Exam 2 lecture 8 Flashcards
What are the two different kinds of leukemia? WHat is the difference between them?
- Chronic leukemias
- chronic myeloid leukemia (CML)
- chronic lymphocyte leukemia (CLL) - Acute leukemia
- acyte myeloid leukemia (AML)
- acute lymphoblastic leukemia (ALL)
chronic is slow growing, but is harder to treat. We can not cure them
Acute leukemias can be cured
Who do leukemia mostly affect
children
What is CML and how does it occur?
It is unregulated myeloid proliferation that is caused by Philadelphia chromosome (bcr-abl). It turns into a constitutively active TKI
risk factors for CML?
ionizing radiation atomic bomb survivor.
Symotoms of CML?
usually asymptomatic. CBC is very high.
leukostasis may occur (medical emergency). WBC up into the millions.
Leukostasis risks
stroke
diagnosis of CML
CBC with differential and CMP with uric acid.
Bone biopsy required.
PCR to assess BCR-ABL transcript
What are the different phases pf CML
Chronic phase (90%)- no blasts (no signs of acute leukemia)
accelerated phase- Disease starts growing more rapidly. more blasts and thrombocytopenia and spleen is getting enlarged (10-19% blast)
Blast crisis- terminal stage of CML, clinically resemble acute leukemia. >20% blast
treatment of CML
only way to cure CML is allogenic hematopoietic stem cell.
TKIs for disease control.
What are the 3 different response criterias for CML
Hematologic response- complete:normal peripheral blood count and no immature cells
cytogenic response
molecular response-
early: BCR-ABL < or = 10%
Major (MMR): BCR-ABL <0.1% or >3 log decrease
Deep: BCR- ABL <0.01%
What is first line tx for CML
TKI. (imatinib)
NEVER MISS A DOSE!! risk for mutation increases
What are the 2nd gen tkis
Dasatinib, nilotinib, bosutinib.
Adverse effects of TKIs
Neutropenia
thrombocytopenia, liver enzyme elevation
Why do we have 2nd gen TKIs
some pts do not respond to Imatinib, Side effect profiles might be unfavorable for some patients.
dasatnib, nilotinib and bosutinib are all approved in 1st setting
bosutinib has a lot of GI side effects (not preferred)
3rd gen TKI? What is it approved for?
Ponatinib
approved for T315i mutation.

**Activity list:**
- a) Answer these questions from the leukemia flashcards:
(i) What blast percentage marks the blast crisis phase of CML?
(ii) Which TKI is approved for the T315i mutation?
(iii) Which second-generation TKI is marked as not preferred, and why?
- b) Copy the part of the leukemia flashcards between "- Chronic leukemias" and "lymphoblastic leukemia (ALL)", inclusive.

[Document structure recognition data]
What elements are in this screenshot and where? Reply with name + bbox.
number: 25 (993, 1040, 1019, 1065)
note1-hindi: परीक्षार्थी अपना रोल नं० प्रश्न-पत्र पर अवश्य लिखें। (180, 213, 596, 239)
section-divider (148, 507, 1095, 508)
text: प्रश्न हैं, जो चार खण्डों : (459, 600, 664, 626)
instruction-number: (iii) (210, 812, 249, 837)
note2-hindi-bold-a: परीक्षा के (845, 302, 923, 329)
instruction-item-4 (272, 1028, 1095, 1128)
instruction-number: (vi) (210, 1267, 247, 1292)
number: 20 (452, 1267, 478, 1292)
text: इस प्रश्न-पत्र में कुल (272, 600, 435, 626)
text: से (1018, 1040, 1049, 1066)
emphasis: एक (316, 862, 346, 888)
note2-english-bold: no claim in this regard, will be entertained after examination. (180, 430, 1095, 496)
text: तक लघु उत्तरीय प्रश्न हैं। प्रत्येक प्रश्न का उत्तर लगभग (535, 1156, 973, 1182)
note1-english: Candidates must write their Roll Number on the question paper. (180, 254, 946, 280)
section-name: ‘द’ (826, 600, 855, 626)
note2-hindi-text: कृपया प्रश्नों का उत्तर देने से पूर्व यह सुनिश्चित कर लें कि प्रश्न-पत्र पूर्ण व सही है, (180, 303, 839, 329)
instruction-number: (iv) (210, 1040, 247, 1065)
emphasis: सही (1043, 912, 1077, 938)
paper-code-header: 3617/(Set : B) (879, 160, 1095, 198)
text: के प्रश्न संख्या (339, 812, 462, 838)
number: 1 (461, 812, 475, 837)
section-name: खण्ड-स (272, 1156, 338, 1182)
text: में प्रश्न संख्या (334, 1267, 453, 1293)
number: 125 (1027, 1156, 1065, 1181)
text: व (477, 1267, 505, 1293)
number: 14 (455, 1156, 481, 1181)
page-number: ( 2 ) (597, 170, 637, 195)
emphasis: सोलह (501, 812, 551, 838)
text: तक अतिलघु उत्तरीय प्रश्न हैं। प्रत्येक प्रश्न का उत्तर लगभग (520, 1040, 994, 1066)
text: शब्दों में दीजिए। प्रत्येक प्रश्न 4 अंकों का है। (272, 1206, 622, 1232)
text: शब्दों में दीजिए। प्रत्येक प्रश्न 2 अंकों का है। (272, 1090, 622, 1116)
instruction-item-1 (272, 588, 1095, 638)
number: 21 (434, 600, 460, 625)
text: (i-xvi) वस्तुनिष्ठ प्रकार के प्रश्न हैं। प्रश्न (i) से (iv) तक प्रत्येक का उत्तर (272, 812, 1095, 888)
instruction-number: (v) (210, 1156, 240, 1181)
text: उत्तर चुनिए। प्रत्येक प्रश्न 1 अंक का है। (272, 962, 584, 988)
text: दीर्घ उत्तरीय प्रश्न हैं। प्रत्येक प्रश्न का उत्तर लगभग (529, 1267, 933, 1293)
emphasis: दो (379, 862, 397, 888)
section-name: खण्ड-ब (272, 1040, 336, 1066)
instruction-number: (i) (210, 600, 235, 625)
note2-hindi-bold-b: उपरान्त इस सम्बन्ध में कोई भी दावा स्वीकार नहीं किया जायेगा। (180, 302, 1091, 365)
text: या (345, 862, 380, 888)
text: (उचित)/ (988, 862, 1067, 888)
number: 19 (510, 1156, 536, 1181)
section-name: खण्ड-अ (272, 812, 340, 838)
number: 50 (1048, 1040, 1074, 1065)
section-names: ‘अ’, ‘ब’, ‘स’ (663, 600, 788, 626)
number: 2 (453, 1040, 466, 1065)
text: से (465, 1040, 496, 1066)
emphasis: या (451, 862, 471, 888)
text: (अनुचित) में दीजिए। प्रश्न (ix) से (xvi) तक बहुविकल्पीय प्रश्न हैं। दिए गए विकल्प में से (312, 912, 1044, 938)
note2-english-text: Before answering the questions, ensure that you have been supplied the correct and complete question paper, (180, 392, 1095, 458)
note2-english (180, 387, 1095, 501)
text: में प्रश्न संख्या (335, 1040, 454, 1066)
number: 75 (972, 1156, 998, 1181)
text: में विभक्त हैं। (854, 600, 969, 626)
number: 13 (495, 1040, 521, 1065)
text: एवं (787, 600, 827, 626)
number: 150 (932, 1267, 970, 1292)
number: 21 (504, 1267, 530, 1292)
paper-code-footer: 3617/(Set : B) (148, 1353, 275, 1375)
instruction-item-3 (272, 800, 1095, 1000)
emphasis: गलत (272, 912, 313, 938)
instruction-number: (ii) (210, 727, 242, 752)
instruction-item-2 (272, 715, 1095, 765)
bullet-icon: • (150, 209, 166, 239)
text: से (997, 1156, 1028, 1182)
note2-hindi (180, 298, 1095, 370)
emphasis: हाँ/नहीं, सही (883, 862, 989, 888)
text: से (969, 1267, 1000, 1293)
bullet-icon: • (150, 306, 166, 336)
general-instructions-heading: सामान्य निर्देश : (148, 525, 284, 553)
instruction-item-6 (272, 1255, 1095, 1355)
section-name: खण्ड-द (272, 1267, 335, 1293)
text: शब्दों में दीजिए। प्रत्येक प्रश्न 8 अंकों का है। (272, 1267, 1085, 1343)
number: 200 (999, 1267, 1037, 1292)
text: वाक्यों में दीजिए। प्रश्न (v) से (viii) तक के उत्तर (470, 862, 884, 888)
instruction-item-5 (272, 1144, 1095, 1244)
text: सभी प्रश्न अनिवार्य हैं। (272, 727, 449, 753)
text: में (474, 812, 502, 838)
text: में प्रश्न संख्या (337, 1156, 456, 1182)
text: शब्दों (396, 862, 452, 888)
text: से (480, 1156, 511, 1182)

**Solutions:**
- a)
(i) More than 20% blasts.
(ii) Ponatinib.
(iii) Bosutinib, because it has a lot of GI side effects.

- b)
- Chronic leukemias
- chronic myeloid leukemia (CML)
- chronic lymphocyte leukemia (CLL) - Acute leukemia
- acyte myeloid leukemia (AML)
- acute lymphoblastic leukemia (ALL)